┌────────

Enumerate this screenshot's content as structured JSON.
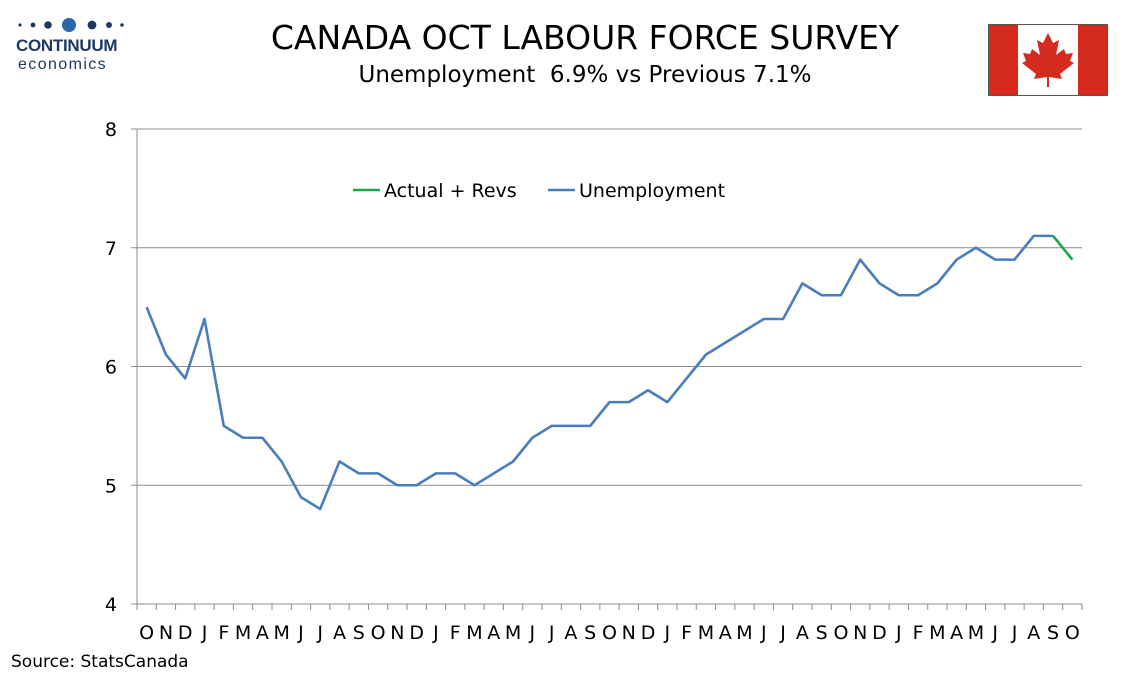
{
  "brand": {
    "name": "CONTINUUM",
    "sub": "economics",
    "color": "#1d3a63"
  },
  "title": "CANADA OCT LABOUR FORCE SURVEY",
  "subtitle": "Unemployment  6.9% vs Previous 7.1%",
  "source": "Source: StatsCanada",
  "flag": {
    "icon": "canada-flag-icon",
    "red": "#d52b1e"
  },
  "chart_data": {
    "type": "line",
    "ylim": [
      4,
      8
    ],
    "yticks": [
      "4",
      "5",
      "6",
      "7",
      "8"
    ],
    "grid": true,
    "legend_position": "top-center",
    "x": [
      "O",
      "N",
      "D",
      "J",
      "F",
      "M",
      "A",
      "M",
      "J",
      "J",
      "A",
      "S",
      "O",
      "N",
      "D",
      "J",
      "F",
      "M",
      "A",
      "M",
      "J",
      "J",
      "A",
      "S",
      "O",
      "N",
      "D",
      "J",
      "F",
      "M",
      "A",
      "M",
      "J",
      "J",
      "A",
      "S",
      "O",
      "N",
      "D",
      "J",
      "F",
      "M",
      "A",
      "M",
      "J",
      "J",
      "A",
      "S",
      "O"
    ],
    "series": [
      {
        "name": "Unemployment",
        "color": "#4a7ebb",
        "values": [
          6.5,
          6.1,
          5.9,
          6.4,
          5.5,
          5.4,
          5.4,
          5.2,
          4.9,
          4.8,
          5.2,
          5.1,
          5.1,
          5.0,
          5.0,
          5.1,
          5.1,
          5.0,
          5.1,
          5.2,
          5.4,
          5.5,
          5.5,
          5.5,
          5.7,
          5.7,
          5.8,
          5.7,
          5.9,
          6.1,
          6.2,
          6.3,
          6.4,
          6.4,
          6.7,
          6.6,
          6.6,
          6.9,
          6.7,
          6.6,
          6.6,
          6.7,
          6.9,
          7.0,
          6.9,
          6.9,
          7.1,
          7.1,
          null
        ]
      },
      {
        "name": "Actual + Revs",
        "color": "#1aa84b",
        "values": [
          null,
          null,
          null,
          null,
          null,
          null,
          null,
          null,
          null,
          null,
          null,
          null,
          null,
          null,
          null,
          null,
          null,
          null,
          null,
          null,
          null,
          null,
          null,
          null,
          null,
          null,
          null,
          null,
          null,
          null,
          null,
          null,
          null,
          null,
          null,
          null,
          null,
          null,
          null,
          null,
          null,
          null,
          null,
          null,
          null,
          null,
          null,
          7.1,
          6.9
        ]
      }
    ]
  }
}
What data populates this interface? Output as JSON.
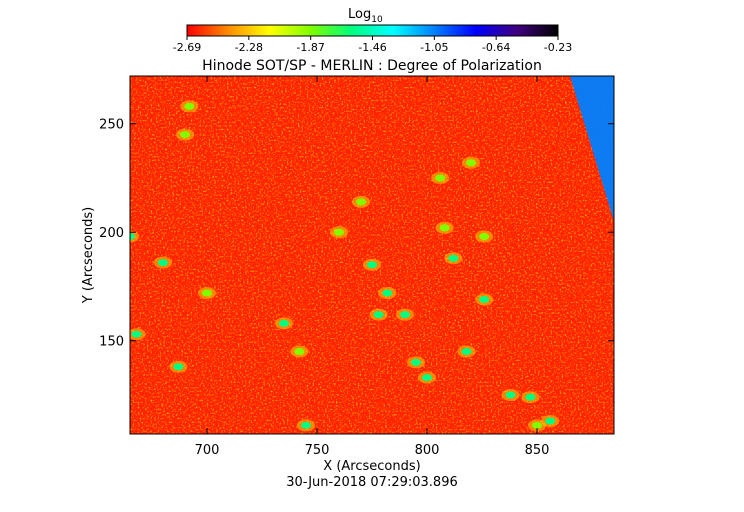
{
  "colorbar": {
    "label": "Log",
    "label_subscript": "10",
    "ticks": [
      "-2.69",
      "-2.28",
      "-1.87",
      "-1.46",
      "-1.05",
      "-0.64",
      "-0.23"
    ],
    "range": [
      -2.69,
      -0.23
    ],
    "colormap": [
      "#ff0000",
      "#ff8c00",
      "#ffff00",
      "#80ff00",
      "#00ff80",
      "#00ffff",
      "#0080ff",
      "#0000ff",
      "#400080",
      "#000000"
    ]
  },
  "title": "Hinode SOT/SP - MERLIN : Degree of Polarization",
  "timestamp": "30-Jun-2018 07:29:03.896",
  "chart_data": {
    "type": "heatmap",
    "title": "Hinode SOT/SP - MERLIN : Degree of Polarization",
    "xlabel": "X (Arcseconds)",
    "ylabel": "Y (Arcseconds)",
    "xlim": [
      665,
      885
    ],
    "ylim": [
      107,
      272
    ],
    "xticks": [
      700,
      750,
      800,
      850
    ],
    "yticks": [
      150,
      200,
      250
    ],
    "value_scale": "log10",
    "background_level": -2.69,
    "patches": [
      {
        "x": 665,
        "y": 198,
        "level": -1.6
      },
      {
        "x": 668,
        "y": 153,
        "level": -1.6
      },
      {
        "x": 680,
        "y": 186,
        "level": -1.7
      },
      {
        "x": 687,
        "y": 138,
        "level": -1.7
      },
      {
        "x": 692,
        "y": 258,
        "level": -1.9
      },
      {
        "x": 700,
        "y": 172,
        "level": -1.8
      },
      {
        "x": 735,
        "y": 158,
        "level": -1.7
      },
      {
        "x": 742,
        "y": 145,
        "level": -1.8
      },
      {
        "x": 745,
        "y": 111,
        "level": -1.6
      },
      {
        "x": 760,
        "y": 200,
        "level": -1.9
      },
      {
        "x": 770,
        "y": 214,
        "level": -2.0
      },
      {
        "x": 775,
        "y": 185,
        "level": -1.6
      },
      {
        "x": 782,
        "y": 172,
        "level": -1.5
      },
      {
        "x": 778,
        "y": 162,
        "level": -1.6
      },
      {
        "x": 790,
        "y": 162,
        "level": -1.6
      },
      {
        "x": 795,
        "y": 140,
        "level": -1.6
      },
      {
        "x": 800,
        "y": 133,
        "level": -1.7
      },
      {
        "x": 806,
        "y": 225,
        "level": -1.8
      },
      {
        "x": 808,
        "y": 202,
        "level": -1.8
      },
      {
        "x": 812,
        "y": 188,
        "level": -1.7
      },
      {
        "x": 818,
        "y": 145,
        "level": -1.6
      },
      {
        "x": 826,
        "y": 198,
        "level": -1.8
      },
      {
        "x": 826,
        "y": 169,
        "level": -1.7
      },
      {
        "x": 838,
        "y": 125,
        "level": -1.7
      },
      {
        "x": 847,
        "y": 124,
        "level": -1.7
      },
      {
        "x": 850,
        "y": 111,
        "level": -1.8
      },
      {
        "x": 856,
        "y": 113,
        "level": -1.6
      },
      {
        "x": 690,
        "y": 245,
        "level": -2.0
      },
      {
        "x": 820,
        "y": 232,
        "level": -2.0
      }
    ],
    "edge_region": {
      "description_level": -1.1,
      "x_from": 865,
      "y_from": 240
    }
  }
}
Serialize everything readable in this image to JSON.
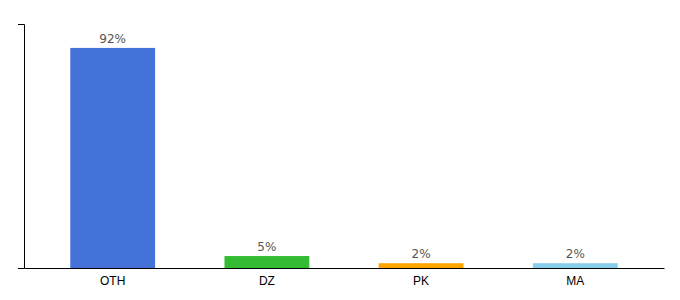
{
  "chart_data": {
    "type": "bar",
    "categories": [
      "OTH",
      "DZ",
      "PK",
      "MA"
    ],
    "values": [
      92,
      5,
      2,
      2
    ],
    "value_labels": [
      "92%",
      "5%",
      "2%",
      "2%"
    ],
    "data_labels": true,
    "colors": [
      "#4472D8",
      "#33BB33",
      "#FFA500",
      "#87CEEB"
    ],
    "ylim": [
      0,
      102
    ],
    "yticks": [],
    "tick_labels": "x",
    "grid": false
  }
}
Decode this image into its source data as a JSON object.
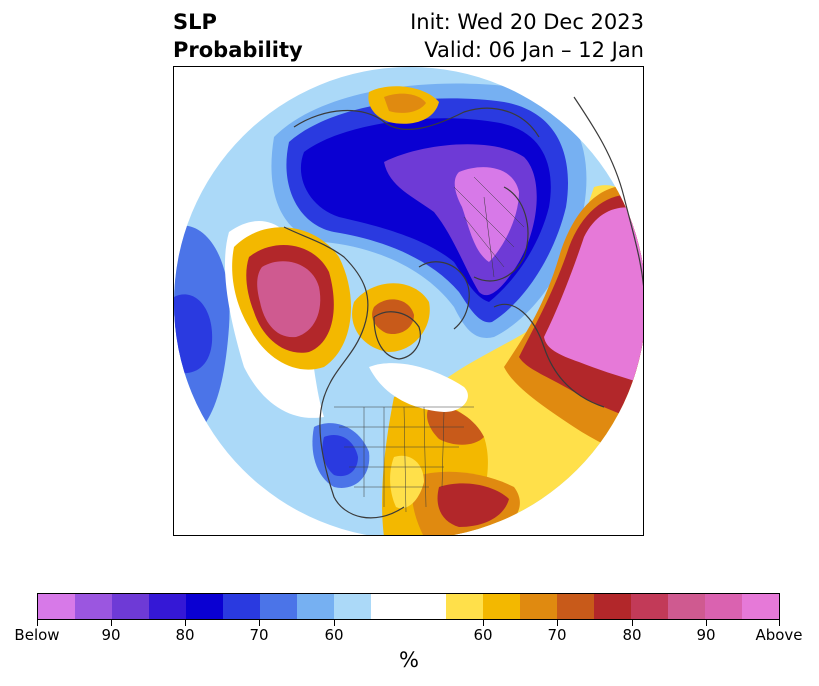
{
  "header": {
    "left_title": "SLP\nProbability",
    "right_title": "Init: Wed 20 Dec 2023\nValid: 06 Jan – 12 Jan"
  },
  "map": {
    "projection": "north-polar-stereographic",
    "features": [
      "coastlines",
      "country-borders",
      "state-borders"
    ],
    "colors": {
      "below_90": "#6a3fd8",
      "below_80": "#0a00d6",
      "below_70": "#2a3fe0",
      "below_60": "#77b0f2",
      "near_normal": "#ffffff",
      "above_60": "#f3b800",
      "above_70": "#e08a10",
      "above_80": "#b8282a",
      "above_90": "#d85aa8"
    }
  },
  "colorbar": {
    "colors": [
      "#d779e8",
      "#9b56e0",
      "#6e3ad6",
      "#3518d6",
      "#0a00d2",
      "#2a3ae0",
      "#4b74e8",
      "#76b0f2",
      "#abd9f8",
      "#ffffff",
      "#ffe04a",
      "#f3b800",
      "#e08a10",
      "#c85a1a",
      "#b2272a",
      "#c23a58",
      "#cf5a90",
      "#da62b0",
      "#e679d8"
    ],
    "labels": [
      "Below",
      "90",
      "80",
      "70",
      "60",
      "60",
      "70",
      "80",
      "90",
      "Above"
    ],
    "unit": "%"
  }
}
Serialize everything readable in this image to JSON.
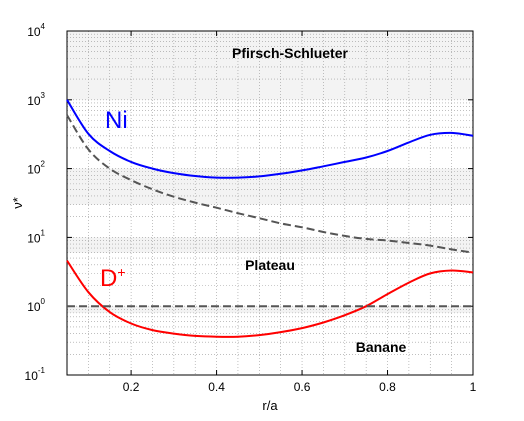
{
  "chart_data": {
    "type": "line",
    "xlabel": "r/a",
    "ylabel": "ν*",
    "xlim": [
      0.05,
      1.0
    ],
    "ylim": [
      0.1,
      10000
    ],
    "y_scale": "log",
    "grid": "dotted, major and minor",
    "xticks": [
      "0.2",
      "0.4",
      "0.6",
      "0.8",
      "1"
    ],
    "xtick_values": [
      0.2,
      0.4,
      0.6,
      0.8,
      1.0
    ],
    "yticks": [
      {
        "base": "10",
        "exp": "-1",
        "value": 0.1
      },
      {
        "base": "10",
        "exp": "0",
        "value": 1
      },
      {
        "base": "10",
        "exp": "1",
        "value": 10
      },
      {
        "base": "10",
        "exp": "2",
        "value": 100
      },
      {
        "base": "10",
        "exp": "3",
        "value": 1000
      },
      {
        "base": "10",
        "exp": "4",
        "value": 10000
      }
    ],
    "regions": {
      "pfirsch_schlueter": "Pfirsch-Schlueter",
      "plateau": "Plateau",
      "banane": "Banane"
    },
    "series": [
      {
        "name": "Ni",
        "color": "#0000ff",
        "style": "solid",
        "x": [
          0.05,
          0.1,
          0.15,
          0.2,
          0.25,
          0.3,
          0.35,
          0.4,
          0.45,
          0.5,
          0.55,
          0.6,
          0.65,
          0.7,
          0.75,
          0.8,
          0.85,
          0.9,
          0.95,
          1.0
        ],
        "y": [
          1000,
          320,
          180,
          125,
          100,
          86,
          78,
          74,
          74,
          77,
          84,
          94,
          108,
          125,
          145,
          180,
          240,
          310,
          330,
          300
        ]
      },
      {
        "name": "",
        "color": "#555555",
        "style": "dashed",
        "x": [
          0.05,
          0.1,
          0.15,
          0.2,
          0.25,
          0.3,
          0.35,
          0.4,
          0.45,
          0.5,
          0.55,
          0.6,
          0.65,
          0.7,
          0.75,
          0.8,
          0.85,
          0.9,
          0.95,
          1.0
        ],
        "y": [
          600,
          190,
          100,
          68,
          50,
          39,
          32,
          27,
          22.5,
          19,
          16,
          14,
          12,
          10.5,
          9.5,
          9,
          8.3,
          7.6,
          6.7,
          6
        ]
      },
      {
        "name": "D+",
        "color": "#ff0000",
        "style": "solid",
        "x": [
          0.05,
          0.1,
          0.15,
          0.2,
          0.25,
          0.3,
          0.35,
          0.4,
          0.45,
          0.5,
          0.55,
          0.6,
          0.65,
          0.7,
          0.75,
          0.8,
          0.85,
          0.9,
          0.95,
          1.0
        ],
        "y": [
          4.6,
          1.6,
          0.82,
          0.56,
          0.45,
          0.4,
          0.37,
          0.36,
          0.36,
          0.38,
          0.42,
          0.48,
          0.58,
          0.74,
          1.0,
          1.5,
          2.2,
          3.0,
          3.3,
          3.1
        ]
      },
      {
        "name": "",
        "color": "#555555",
        "style": "dashed",
        "x": [
          0.05,
          1.0
        ],
        "y": [
          1,
          1
        ]
      }
    ],
    "series_labels": {
      "ni": "Ni",
      "d_base": "D",
      "d_sup": "+"
    }
  }
}
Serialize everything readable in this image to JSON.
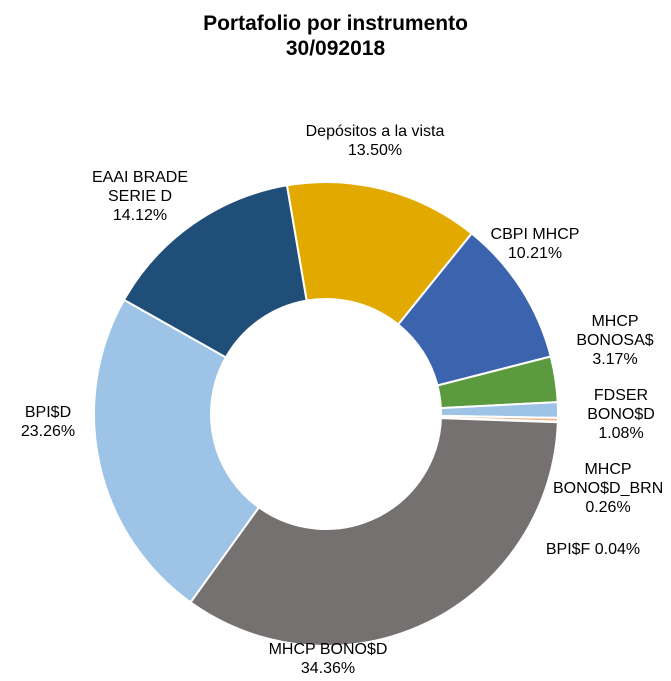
{
  "chart_data": {
    "type": "donut",
    "title": "Portafolio por instrumento",
    "subtitle": "30/092018",
    "categories": [
      "Depósitos a la vista",
      "CBPI MHCP",
      "MHCP BONOSA$",
      "FDSER BONO$D",
      "MHCP BONO$D_BRN",
      "BPI$F",
      "MHCP BONO$D",
      "BPI$D",
      "EAAI BRADE SERIE D"
    ],
    "values": [
      13.5,
      10.21,
      3.17,
      1.08,
      0.26,
      0.04,
      34.36,
      23.26,
      14.12
    ],
    "value_labels": [
      "13.50%",
      "10.21%",
      "3.17%",
      "1.08%",
      "0.26%",
      "0.04%",
      "34.36%",
      "23.26%",
      "14.12%"
    ],
    "colors": [
      "#e2aa00",
      "#3c64ae",
      "#5b9a3e",
      "#9dc3e6",
      "#f4b183",
      "#a5a5a5",
      "#767171",
      "#9dc3e6",
      "#1f4e79"
    ]
  }
}
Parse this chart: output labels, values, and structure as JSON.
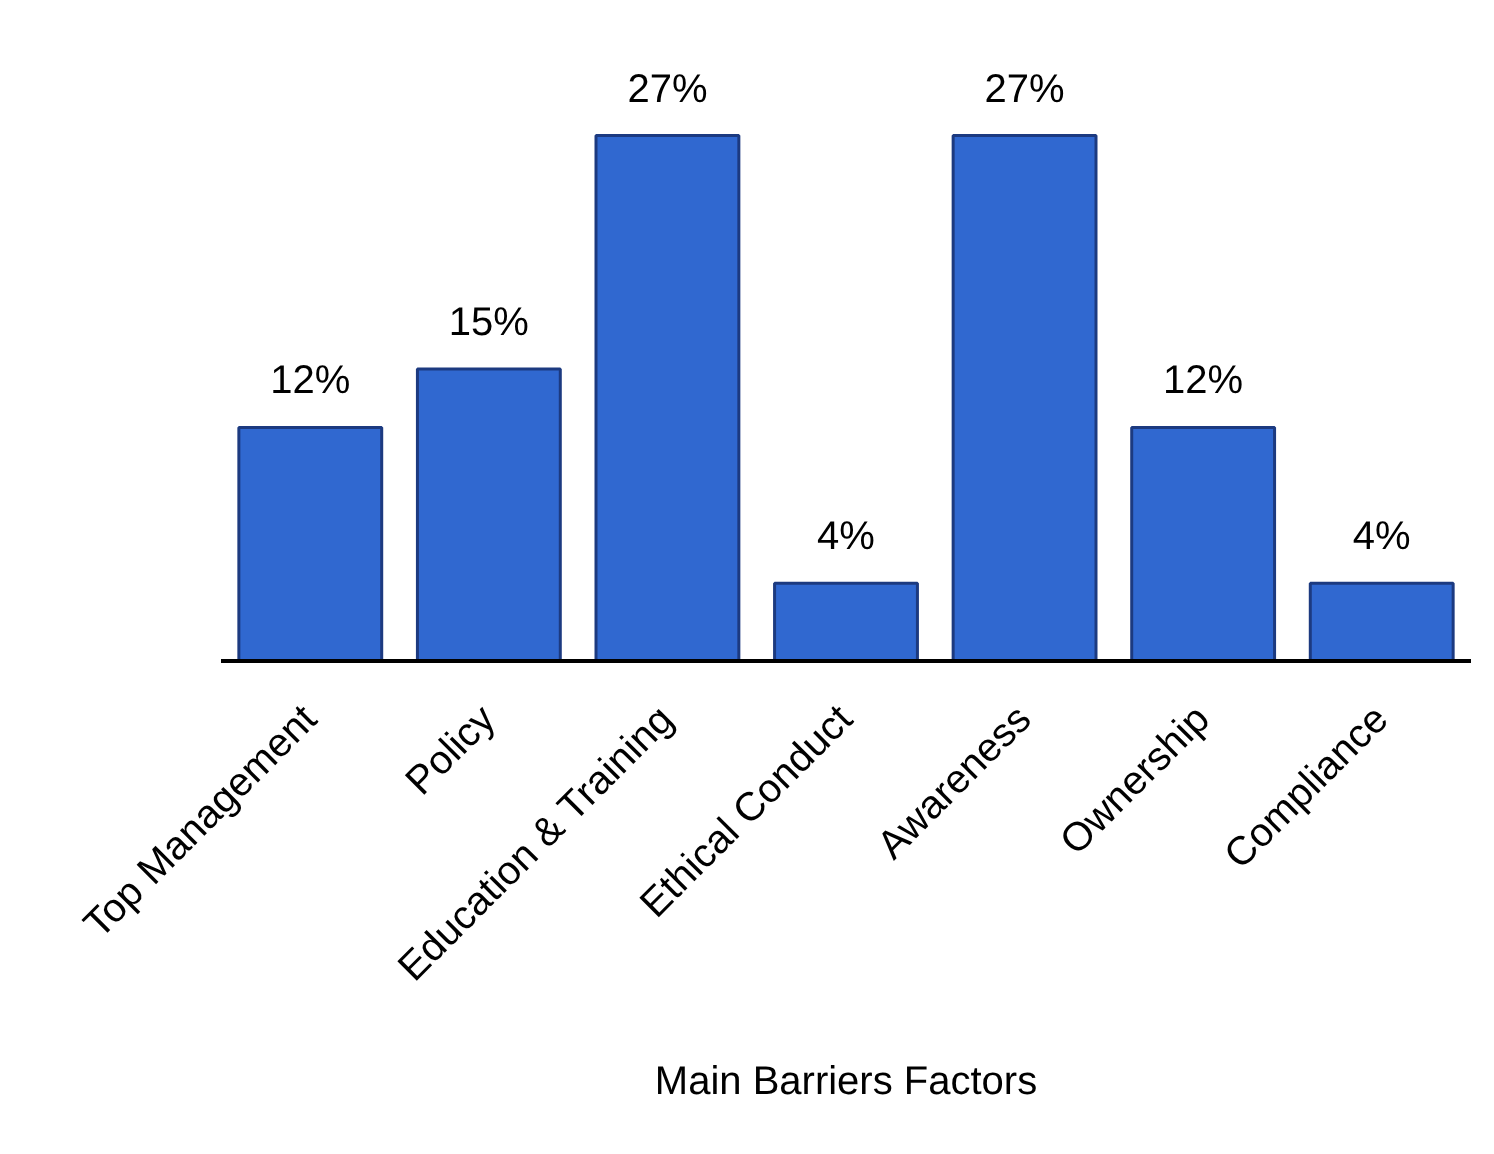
{
  "chart_data": {
    "type": "bar",
    "xlabel": "Main Barriers Factors",
    "categories": [
      "Top Management",
      "Policy",
      "Education & Training",
      "Ethical Conduct",
      "Awareness",
      "Ownership",
      "Compliance"
    ],
    "values": [
      12,
      15,
      27,
      4,
      27,
      12,
      4
    ],
    "value_labels": [
      "12%",
      "15%",
      "27%",
      "4%",
      "27%",
      "12%",
      "4%"
    ],
    "color": "#3068d0"
  }
}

└────────

### SHORT TASK:
Pick out each line in the material containing "MHCP".

### FULL SOLUTION:
      "CBPI MHCP",
      "MHCP BONOSA$",
      "MHCP BONO$D_BRN",
      "MHCP BONO$D",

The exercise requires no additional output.